*Input data*:
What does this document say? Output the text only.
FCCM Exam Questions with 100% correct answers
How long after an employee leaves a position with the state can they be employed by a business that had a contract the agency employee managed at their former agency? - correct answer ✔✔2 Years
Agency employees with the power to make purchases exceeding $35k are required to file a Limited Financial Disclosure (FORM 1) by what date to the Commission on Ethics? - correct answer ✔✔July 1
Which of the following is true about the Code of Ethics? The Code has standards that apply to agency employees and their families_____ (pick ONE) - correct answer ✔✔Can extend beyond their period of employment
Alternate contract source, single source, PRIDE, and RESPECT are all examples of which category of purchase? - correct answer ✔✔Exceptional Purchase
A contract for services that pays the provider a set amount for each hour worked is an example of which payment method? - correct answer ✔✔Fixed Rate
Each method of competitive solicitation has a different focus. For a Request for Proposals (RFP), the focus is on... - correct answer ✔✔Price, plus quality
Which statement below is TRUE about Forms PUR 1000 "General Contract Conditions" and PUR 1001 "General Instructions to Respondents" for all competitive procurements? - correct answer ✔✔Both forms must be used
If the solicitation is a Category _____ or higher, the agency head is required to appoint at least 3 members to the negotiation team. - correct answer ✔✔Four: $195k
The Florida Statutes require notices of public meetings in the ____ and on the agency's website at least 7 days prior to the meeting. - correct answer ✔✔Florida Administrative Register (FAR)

*Exercise description*:
In the records above, locate each line with the word "method". Copy all such lines.

*Response to the task*:
A contract for services that pays the provider a set amount for each hour worked is an example of which payment method? - correct answer ✔✔Fixed Rate
Each method of competitive solicitation has a different focus. For a Request for Proposals (RFP), the focus is on... - correct answer ✔✔Price, plus quality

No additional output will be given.